Stored entries
+++
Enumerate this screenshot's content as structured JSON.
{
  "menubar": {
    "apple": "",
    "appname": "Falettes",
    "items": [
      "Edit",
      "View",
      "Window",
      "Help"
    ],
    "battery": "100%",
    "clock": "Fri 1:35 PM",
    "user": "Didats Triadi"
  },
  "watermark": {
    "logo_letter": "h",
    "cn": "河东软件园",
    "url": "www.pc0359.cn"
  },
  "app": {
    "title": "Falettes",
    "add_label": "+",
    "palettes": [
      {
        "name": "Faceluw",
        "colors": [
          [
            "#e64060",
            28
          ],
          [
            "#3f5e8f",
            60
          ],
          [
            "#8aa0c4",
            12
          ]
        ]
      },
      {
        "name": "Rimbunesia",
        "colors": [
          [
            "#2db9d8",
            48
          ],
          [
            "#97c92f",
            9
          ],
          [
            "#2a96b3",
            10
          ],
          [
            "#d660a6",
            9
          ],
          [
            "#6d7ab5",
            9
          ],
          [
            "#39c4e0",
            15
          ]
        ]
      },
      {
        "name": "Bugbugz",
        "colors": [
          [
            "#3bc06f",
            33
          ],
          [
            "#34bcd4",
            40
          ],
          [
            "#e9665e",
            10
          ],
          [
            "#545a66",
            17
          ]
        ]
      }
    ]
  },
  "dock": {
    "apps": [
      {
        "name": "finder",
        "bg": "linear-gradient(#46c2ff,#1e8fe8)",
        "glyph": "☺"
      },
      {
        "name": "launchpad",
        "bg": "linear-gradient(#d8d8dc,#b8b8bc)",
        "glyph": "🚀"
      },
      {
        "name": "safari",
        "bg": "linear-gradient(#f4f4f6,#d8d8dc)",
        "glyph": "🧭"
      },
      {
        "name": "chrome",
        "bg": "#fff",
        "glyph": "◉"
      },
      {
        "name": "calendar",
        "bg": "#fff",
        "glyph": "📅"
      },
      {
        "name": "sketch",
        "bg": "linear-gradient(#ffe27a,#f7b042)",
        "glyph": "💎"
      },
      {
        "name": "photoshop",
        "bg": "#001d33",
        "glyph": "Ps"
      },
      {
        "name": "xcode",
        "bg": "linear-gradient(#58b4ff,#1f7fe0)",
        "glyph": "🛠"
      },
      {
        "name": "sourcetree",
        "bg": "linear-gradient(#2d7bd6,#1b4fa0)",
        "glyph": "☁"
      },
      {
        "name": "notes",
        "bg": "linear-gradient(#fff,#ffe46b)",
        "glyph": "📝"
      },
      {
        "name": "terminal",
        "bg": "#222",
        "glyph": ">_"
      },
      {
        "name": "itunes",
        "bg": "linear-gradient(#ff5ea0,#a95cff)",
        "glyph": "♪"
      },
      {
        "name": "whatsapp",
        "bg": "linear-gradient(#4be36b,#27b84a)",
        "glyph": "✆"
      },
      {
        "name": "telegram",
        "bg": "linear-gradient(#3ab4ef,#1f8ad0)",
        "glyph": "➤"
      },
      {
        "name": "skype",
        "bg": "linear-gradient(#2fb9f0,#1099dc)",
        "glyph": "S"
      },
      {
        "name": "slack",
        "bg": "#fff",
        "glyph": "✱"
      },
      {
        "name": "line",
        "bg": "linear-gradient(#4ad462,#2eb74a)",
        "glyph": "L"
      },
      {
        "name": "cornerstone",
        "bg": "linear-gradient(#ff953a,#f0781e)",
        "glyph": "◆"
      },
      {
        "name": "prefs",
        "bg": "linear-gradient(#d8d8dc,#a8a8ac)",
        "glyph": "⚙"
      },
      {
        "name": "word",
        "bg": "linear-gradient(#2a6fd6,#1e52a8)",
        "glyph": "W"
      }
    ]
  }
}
+++
What the exercise asks: Repeat the records above exactly as they appear.

Task output:
Enumerate this screenshot's content as structured JSON.
{
  "menubar": {
    "apple": "",
    "appname": "Falettes",
    "items": [
      "Edit",
      "View",
      "Window",
      "Help"
    ],
    "battery": "100%",
    "clock": "Fri 1:35 PM",
    "user": "Didats Triadi"
  },
  "watermark": {
    "logo_letter": "h",
    "cn": "河东软件园",
    "url": "www.pc0359.cn"
  },
  "app": {
    "title": "Falettes",
    "add_label": "+",
    "palettes": [
      {
        "name": "Faceluw",
        "colors": [
          [
            "#e64060",
            28
          ],
          [
            "#3f5e8f",
            60
          ],
          [
            "#8aa0c4",
            12
          ]
        ]
      },
      {
        "name": "Rimbunesia",
        "colors": [
          [
            "#2db9d8",
            48
          ],
          [
            "#97c92f",
            9
          ],
          [
            "#2a96b3",
            10
          ],
          [
            "#d660a6",
            9
          ],
          [
            "#6d7ab5",
            9
          ],
          [
            "#39c4e0",
            15
          ]
        ]
      },
      {
        "name": "Bugbugz",
        "colors": [
          [
            "#3bc06f",
            33
          ],
          [
            "#34bcd4",
            40
          ],
          [
            "#e9665e",
            10
          ],
          [
            "#545a66",
            17
          ]
        ]
      }
    ]
  },
  "dock": {
    "apps": [
      {
        "name": "finder",
        "bg": "linear-gradient(#46c2ff,#1e8fe8)",
        "glyph": "☺"
      },
      {
        "name": "launchpad",
        "bg": "linear-gradient(#d8d8dc,#b8b8bc)",
        "glyph": "🚀"
      },
      {
        "name": "safari",
        "bg": "linear-gradient(#f4f4f6,#d8d8dc)",
        "glyph": "🧭"
      },
      {
        "name": "chrome",
        "bg": "#fff",
        "glyph": "◉"
      },
      {
        "name": "calendar",
        "bg": "#fff",
        "glyph": "📅"
      },
      {
        "name": "sketch",
        "bg": "linear-gradient(#ffe27a,#f7b042)",
        "glyph": "💎"
      },
      {
        "name": "photoshop",
        "bg": "#001d33",
        "glyph": "Ps"
      },
      {
        "name": "xcode",
        "bg": "linear-gradient(#58b4ff,#1f7fe0)",
        "glyph": "🛠"
      },
      {
        "name": "sourcetree",
        "bg": "linear-gradient(#2d7bd6,#1b4fa0)",
        "glyph": "☁"
      },
      {
        "name": "notes",
        "bg": "linear-gradient(#fff,#ffe46b)",
        "glyph": "📝"
      },
      {
        "name": "terminal",
        "bg": "#222",
        "glyph": ">_"
      },
      {
        "name": "itunes",
        "bg": "linear-gradient(#ff5ea0,#a95cff)",
        "glyph": "♪"
      },
      {
        "name": "whatsapp",
        "bg": "linear-gradient(#4be36b,#27b84a)",
        "glyph": "✆"
      },
      {
        "name": "telegram",
        "bg": "linear-gradient(#3ab4ef,#1f8ad0)",
        "glyph": "➤"
      },
      {
        "name": "skype",
        "bg": "linear-gradient(#2fb9f0,#1099dc)",
        "glyph": "S"
      },
      {
        "name": "slack",
        "bg": "#fff",
        "glyph": "✱"
      },
      {
        "name": "line",
        "bg": "linear-gradient(#4ad462,#2eb74a)",
        "glyph": "L"
      },
      {
        "name": "cornerstone",
        "bg": "linear-gradient(#ff953a,#f0781e)",
        "glyph": "◆"
      },
      {
        "name": "prefs",
        "bg": "linear-gradient(#d8d8dc,#a8a8ac)",
        "glyph": "⚙"
      },
      {
        "name": "word",
        "bg": "linear-gradient(#2a6fd6,#1e52a8)",
        "glyph": "W"
      }
    ]
  }
}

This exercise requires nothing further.